Reproduce all of the listing below without alteration.

RECORDS TO USE
◆ ◆ ◆

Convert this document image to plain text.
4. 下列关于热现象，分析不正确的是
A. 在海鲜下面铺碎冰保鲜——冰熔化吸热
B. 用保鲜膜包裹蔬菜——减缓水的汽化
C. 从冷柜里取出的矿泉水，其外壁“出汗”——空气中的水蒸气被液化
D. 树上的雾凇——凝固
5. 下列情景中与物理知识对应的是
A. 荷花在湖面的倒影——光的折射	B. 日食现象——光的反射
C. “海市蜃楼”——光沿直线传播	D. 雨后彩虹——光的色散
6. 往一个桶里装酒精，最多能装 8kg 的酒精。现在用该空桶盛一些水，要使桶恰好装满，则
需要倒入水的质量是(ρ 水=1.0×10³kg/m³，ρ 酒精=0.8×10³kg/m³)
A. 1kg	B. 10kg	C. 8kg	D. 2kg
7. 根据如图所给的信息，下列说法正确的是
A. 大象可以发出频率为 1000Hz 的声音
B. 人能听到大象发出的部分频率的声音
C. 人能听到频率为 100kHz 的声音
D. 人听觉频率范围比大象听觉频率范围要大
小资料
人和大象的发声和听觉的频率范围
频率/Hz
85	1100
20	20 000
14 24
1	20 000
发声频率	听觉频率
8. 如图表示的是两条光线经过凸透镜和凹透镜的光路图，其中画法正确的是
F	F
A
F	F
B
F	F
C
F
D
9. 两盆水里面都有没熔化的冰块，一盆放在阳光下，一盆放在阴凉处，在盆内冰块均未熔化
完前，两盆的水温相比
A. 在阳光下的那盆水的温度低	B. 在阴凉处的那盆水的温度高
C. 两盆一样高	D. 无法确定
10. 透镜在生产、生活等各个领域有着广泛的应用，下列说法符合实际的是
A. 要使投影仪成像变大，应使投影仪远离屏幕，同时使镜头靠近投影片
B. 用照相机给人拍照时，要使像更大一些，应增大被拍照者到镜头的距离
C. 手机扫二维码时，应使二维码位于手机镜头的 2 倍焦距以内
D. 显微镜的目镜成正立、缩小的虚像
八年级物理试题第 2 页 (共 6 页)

◆ ◆ ◆

TASK RESPONSE
Convert this document image to plain text.
4. 下列关于热现象，分析不正确的是
A. 在海鲜下面铺碎冰保鲜——冰熔化吸热
B. 用保鲜膜包裹蔬菜——减缓水的汽化
C. 从冷柜里取出的矿泉水，其外壁“出汗”——空气中的水蒸气被液化
D. 树上的雾凇——凝固
5. 下列情景中与物理知识对应的是
A. 荷花在湖面的倒影——光的折射	B. 日食现象——光的反射
C. “海市蜃楼”——光沿直线传播	D. 雨后彩虹——光的色散
6. 往一个桶里装酒精，最多能装 8kg 的酒精。现在用该空桶盛一些水，要使桶恰好装满，则
需要倒入水的质量是(ρ 水=1.0×10³kg/m³，ρ 酒精=0.8×10³kg/m³)
A. 1kg	B. 10kg	C. 8kg	D. 2kg
7. 根据如图所给的信息，下列说法正确的是
A. 大象可以发出频率为 1000Hz 的声音
B. 人能听到大象发出的部分频率的声音
C. 人能听到频率为 100kHz 的声音
D. 人听觉频率范围比大象听觉频率范围要大
小资料
人和大象的发声和听觉的频率范围
频率/Hz
85	1100
20	20 000
14 24
1	20 000
发声频率	听觉频率
8. 如图表示的是两条光线经过凸透镜和凹透镜的光路图，其中画法正确的是
F	F
A
F	F
B
F	F
C
F
D
9. 两盆水里面都有没熔化的冰块，一盆放在阳光下，一盆放在阴凉处，在盆内冰块均未熔化
完前，两盆的水温相比
A. 在阳光下的那盆水的温度低	B. 在阴凉处的那盆水的温度高
C. 两盆一样高	D. 无法确定
10. 透镜在生产、生活等各个领域有着广泛的应用，下列说法符合实际的是
A. 要使投影仪成像变大，应使投影仪远离屏幕，同时使镜头靠近投影片
B. 用照相机给人拍照时，要使像更大一些，应增大被拍照者到镜头的距离
C. 手机扫二维码时，应使二维码位于手机镜头的 2 倍焦距以内
D. 显微镜的目镜成正立、缩小的虚像
八年级物理试题第 2 页 (共 6 页)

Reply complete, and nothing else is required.